## Written problem:
Please quote the material exactly, every line of it.

::: Exercise material

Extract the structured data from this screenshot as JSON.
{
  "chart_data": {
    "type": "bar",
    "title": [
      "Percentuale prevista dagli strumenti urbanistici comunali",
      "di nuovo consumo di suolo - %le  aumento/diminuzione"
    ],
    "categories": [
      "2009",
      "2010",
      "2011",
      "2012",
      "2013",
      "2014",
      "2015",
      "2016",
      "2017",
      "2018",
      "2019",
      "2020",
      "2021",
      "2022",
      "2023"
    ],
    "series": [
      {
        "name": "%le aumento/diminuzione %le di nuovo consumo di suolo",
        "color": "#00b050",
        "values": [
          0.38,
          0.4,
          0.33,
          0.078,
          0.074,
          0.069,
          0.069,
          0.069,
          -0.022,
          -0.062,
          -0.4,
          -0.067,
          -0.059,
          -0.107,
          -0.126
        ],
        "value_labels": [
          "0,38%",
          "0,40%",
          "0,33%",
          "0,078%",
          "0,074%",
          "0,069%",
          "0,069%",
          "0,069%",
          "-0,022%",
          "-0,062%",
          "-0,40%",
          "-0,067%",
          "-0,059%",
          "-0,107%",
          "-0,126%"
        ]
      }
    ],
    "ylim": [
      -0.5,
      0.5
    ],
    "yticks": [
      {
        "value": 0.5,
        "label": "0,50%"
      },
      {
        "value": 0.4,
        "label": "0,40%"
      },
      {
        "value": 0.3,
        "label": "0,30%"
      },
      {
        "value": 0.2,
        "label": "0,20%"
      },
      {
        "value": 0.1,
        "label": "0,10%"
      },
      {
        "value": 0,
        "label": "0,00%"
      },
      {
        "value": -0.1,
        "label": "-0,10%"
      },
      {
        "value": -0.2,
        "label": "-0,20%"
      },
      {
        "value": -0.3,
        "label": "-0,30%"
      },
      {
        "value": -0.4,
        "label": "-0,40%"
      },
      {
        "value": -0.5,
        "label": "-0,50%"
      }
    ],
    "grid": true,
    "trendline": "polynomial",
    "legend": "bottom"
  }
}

::::::

## Written answer:
Extract the structured data from this screenshot as JSON.
{
  "chart_data": {
    "type": "bar",
    "title": [
      "Percentuale prevista dagli strumenti urbanistici comunali",
      "di nuovo consumo di suolo - %le  aumento/diminuzione"
    ],
    "categories": [
      "2009",
      "2010",
      "2011",
      "2012",
      "2013",
      "2014",
      "2015",
      "2016",
      "2017",
      "2018",
      "2019",
      "2020",
      "2021",
      "2022",
      "2023"
    ],
    "series": [
      {
        "name": "%le aumento/diminuzione %le di nuovo consumo di suolo",
        "color": "#00b050",
        "values": [
          0.38,
          0.4,
          0.33,
          0.078,
          0.074,
          0.069,
          0.069,
          0.069,
          -0.022,
          -0.062,
          -0.4,
          -0.067,
          -0.059,
          -0.107,
          -0.126
        ],
        "value_labels": [
          "0,38%",
          "0,40%",
          "0,33%",
          "0,078%",
          "0,074%",
          "0,069%",
          "0,069%",
          "0,069%",
          "-0,022%",
          "-0,062%",
          "-0,40%",
          "-0,067%",
          "-0,059%",
          "-0,107%",
          "-0,126%"
        ]
      }
    ],
    "ylim": [
      -0.5,
      0.5
    ],
    "yticks": [
      {
        "value": 0.5,
        "label": "0,50%"
      },
      {
        "value": 0.4,
        "label": "0,40%"
      },
      {
        "value": 0.3,
        "label": "0,30%"
      },
      {
        "value": 0.2,
        "label": "0,20%"
      },
      {
        "value": 0.1,
        "label": "0,10%"
      },
      {
        "value": 0,
        "label": "0,00%"
      },
      {
        "value": -0.1,
        "label": "-0,10%"
      },
      {
        "value": -0.2,
        "label": "-0,20%"
      },
      {
        "value": -0.3,
        "label": "-0,30%"
      },
      {
        "value": -0.4,
        "label": "-0,40%"
      },
      {
        "value": -0.5,
        "label": "-0,50%"
      }
    ],
    "grid": true,
    "trendline": "polynomial",
    "legend": "bottom"
  }
}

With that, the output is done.